_DATA SUPPLIED_
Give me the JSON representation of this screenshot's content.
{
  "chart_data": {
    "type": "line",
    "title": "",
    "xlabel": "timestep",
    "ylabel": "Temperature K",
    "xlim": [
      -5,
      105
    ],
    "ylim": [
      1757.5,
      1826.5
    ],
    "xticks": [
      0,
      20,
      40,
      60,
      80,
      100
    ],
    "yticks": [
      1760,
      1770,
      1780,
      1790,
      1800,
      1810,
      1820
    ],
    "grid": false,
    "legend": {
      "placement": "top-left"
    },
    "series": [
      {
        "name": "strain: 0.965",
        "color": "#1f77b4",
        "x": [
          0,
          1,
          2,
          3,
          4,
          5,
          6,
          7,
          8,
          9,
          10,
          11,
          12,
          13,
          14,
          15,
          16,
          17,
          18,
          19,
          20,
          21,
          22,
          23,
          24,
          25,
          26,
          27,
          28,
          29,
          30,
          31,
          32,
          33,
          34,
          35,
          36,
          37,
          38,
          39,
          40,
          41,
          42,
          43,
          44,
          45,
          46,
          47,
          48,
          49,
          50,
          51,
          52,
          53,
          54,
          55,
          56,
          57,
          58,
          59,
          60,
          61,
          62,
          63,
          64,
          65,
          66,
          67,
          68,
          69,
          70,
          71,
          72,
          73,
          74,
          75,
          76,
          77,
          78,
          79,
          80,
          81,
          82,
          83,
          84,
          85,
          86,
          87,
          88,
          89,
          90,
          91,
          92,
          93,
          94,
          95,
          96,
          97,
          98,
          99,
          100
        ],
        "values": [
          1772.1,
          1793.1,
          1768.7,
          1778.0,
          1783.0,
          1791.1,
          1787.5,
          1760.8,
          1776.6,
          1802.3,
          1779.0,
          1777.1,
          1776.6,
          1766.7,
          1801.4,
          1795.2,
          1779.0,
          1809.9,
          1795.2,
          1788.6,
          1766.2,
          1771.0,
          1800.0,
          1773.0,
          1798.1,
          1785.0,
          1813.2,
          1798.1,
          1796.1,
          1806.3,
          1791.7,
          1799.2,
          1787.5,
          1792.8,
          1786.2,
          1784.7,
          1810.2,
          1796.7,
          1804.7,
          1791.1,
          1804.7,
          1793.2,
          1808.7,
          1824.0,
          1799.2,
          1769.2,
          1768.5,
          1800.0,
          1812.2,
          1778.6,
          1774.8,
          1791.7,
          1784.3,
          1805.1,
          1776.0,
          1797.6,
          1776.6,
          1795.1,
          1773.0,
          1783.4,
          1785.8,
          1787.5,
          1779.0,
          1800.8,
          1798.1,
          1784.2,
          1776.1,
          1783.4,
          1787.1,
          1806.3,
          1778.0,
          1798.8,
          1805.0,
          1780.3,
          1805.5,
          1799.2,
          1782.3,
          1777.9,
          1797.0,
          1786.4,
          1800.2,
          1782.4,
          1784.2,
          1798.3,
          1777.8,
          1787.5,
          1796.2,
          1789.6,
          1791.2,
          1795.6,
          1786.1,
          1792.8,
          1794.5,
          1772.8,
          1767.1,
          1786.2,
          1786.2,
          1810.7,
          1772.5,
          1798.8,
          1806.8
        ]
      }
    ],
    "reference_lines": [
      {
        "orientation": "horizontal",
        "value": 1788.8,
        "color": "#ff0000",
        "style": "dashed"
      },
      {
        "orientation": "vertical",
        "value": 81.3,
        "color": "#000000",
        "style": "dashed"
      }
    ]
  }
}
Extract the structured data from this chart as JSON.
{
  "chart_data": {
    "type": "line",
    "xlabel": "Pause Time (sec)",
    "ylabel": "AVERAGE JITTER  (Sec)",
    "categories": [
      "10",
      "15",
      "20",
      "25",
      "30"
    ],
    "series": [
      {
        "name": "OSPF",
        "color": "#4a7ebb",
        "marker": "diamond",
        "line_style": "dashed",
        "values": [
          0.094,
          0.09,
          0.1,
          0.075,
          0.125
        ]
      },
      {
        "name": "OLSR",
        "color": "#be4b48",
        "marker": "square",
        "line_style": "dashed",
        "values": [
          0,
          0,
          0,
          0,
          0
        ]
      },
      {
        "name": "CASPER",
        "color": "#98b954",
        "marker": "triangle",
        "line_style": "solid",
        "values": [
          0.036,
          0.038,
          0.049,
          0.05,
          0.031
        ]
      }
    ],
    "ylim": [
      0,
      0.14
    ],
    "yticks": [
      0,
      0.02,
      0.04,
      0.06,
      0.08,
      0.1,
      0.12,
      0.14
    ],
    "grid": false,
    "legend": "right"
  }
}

_WHAT YOU NEED TO DO_
Output all of the data again. Match it exactly.

_WRITTEN SOLUTION_
Give me the JSON representation of this screenshot's content.
{
  "chart_data": {
    "type": "line",
    "title": "",
    "xlabel": "timestep",
    "ylabel": "Temperature K",
    "xlim": [
      -5,
      105
    ],
    "ylim": [
      1757.5,
      1826.5
    ],
    "xticks": [
      0,
      20,
      40,
      60,
      80,
      100
    ],
    "yticks": [
      1760,
      1770,
      1780,
      1790,
      1800,
      1810,
      1820
    ],
    "grid": false,
    "legend": {
      "placement": "top-left"
    },
    "series": [
      {
        "name": "strain: 0.965",
        "color": "#1f77b4",
        "x": [
          0,
          1,
          2,
          3,
          4,
          5,
          6,
          7,
          8,
          9,
          10,
          11,
          12,
          13,
          14,
          15,
          16,
          17,
          18,
          19,
          20,
          21,
          22,
          23,
          24,
          25,
          26,
          27,
          28,
          29,
          30,
          31,
          32,
          33,
          34,
          35,
          36,
          37,
          38,
          39,
          40,
          41,
          42,
          43,
          44,
          45,
          46,
          47,
          48,
          49,
          50,
          51,
          52,
          53,
          54,
          55,
          56,
          57,
          58,
          59,
          60,
          61,
          62,
          63,
          64,
          65,
          66,
          67,
          68,
          69,
          70,
          71,
          72,
          73,
          74,
          75,
          76,
          77,
          78,
          79,
          80,
          81,
          82,
          83,
          84,
          85,
          86,
          87,
          88,
          89,
          90,
          91,
          92,
          93,
          94,
          95,
          96,
          97,
          98,
          99,
          100
        ],
        "values": [
          1772.1,
          1793.1,
          1768.7,
          1778.0,
          1783.0,
          1791.1,
          1787.5,
          1760.8,
          1776.6,
          1802.3,
          1779.0,
          1777.1,
          1776.6,
          1766.7,
          1801.4,
          1795.2,
          1779.0,
          1809.9,
          1795.2,
          1788.6,
          1766.2,
          1771.0,
          1800.0,
          1773.0,
          1798.1,
          1785.0,
          1813.2,
          1798.1,
          1796.1,
          1806.3,
          1791.7,
          1799.2,
          1787.5,
          1792.8,
          1786.2,
          1784.7,
          1810.2,
          1796.7,
          1804.7,
          1791.1,
          1804.7,
          1793.2,
          1808.7,
          1824.0,
          1799.2,
          1769.2,
          1768.5,
          1800.0,
          1812.2,
          1778.6,
          1774.8,
          1791.7,
          1784.3,
          1805.1,
          1776.0,
          1797.6,
          1776.6,
          1795.1,
          1773.0,
          1783.4,
          1785.8,
          1787.5,
          1779.0,
          1800.8,
          1798.1,
          1784.2,
          1776.1,
          1783.4,
          1787.1,
          1806.3,
          1778.0,
          1798.8,
          1805.0,
          1780.3,
          1805.5,
          1799.2,
          1782.3,
          1777.9,
          1797.0,
          1786.4,
          1800.2,
          1782.4,
          1784.2,
          1798.3,
          1777.8,
          1787.5,
          1796.2,
          1789.6,
          1791.2,
          1795.6,
          1786.1,
          1792.8,
          1794.5,
          1772.8,
          1767.1,
          1786.2,
          1786.2,
          1810.7,
          1772.5,
          1798.8,
          1806.8
        ]
      }
    ],
    "reference_lines": [
      {
        "orientation": "horizontal",
        "value": 1788.8,
        "color": "#ff0000",
        "style": "dashed"
      },
      {
        "orientation": "vertical",
        "value": 81.3,
        "color": "#000000",
        "style": "dashed"
      }
    ]
  }
}
Extract the structured data from this chart as JSON.
{
  "chart_data": {
    "type": "line",
    "xlabel": "Pause Time (sec)",
    "ylabel": "AVERAGE JITTER  (Sec)",
    "categories": [
      "10",
      "15",
      "20",
      "25",
      "30"
    ],
    "series": [
      {
        "name": "OSPF",
        "color": "#4a7ebb",
        "marker": "diamond",
        "line_style": "dashed",
        "values": [
          0.094,
          0.09,
          0.1,
          0.075,
          0.125
        ]
      },
      {
        "name": "OLSR",
        "color": "#be4b48",
        "marker": "square",
        "line_style": "dashed",
        "values": [
          0,
          0,
          0,
          0,
          0
        ]
      },
      {
        "name": "CASPER",
        "color": "#98b954",
        "marker": "triangle",
        "line_style": "solid",
        "values": [
          0.036,
          0.038,
          0.049,
          0.05,
          0.031
        ]
      }
    ],
    "ylim": [
      0,
      0.14
    ],
    "yticks": [
      0,
      0.02,
      0.04,
      0.06,
      0.08,
      0.1,
      0.12,
      0.14
    ],
    "grid": false,
    "legend": "right"
  }
}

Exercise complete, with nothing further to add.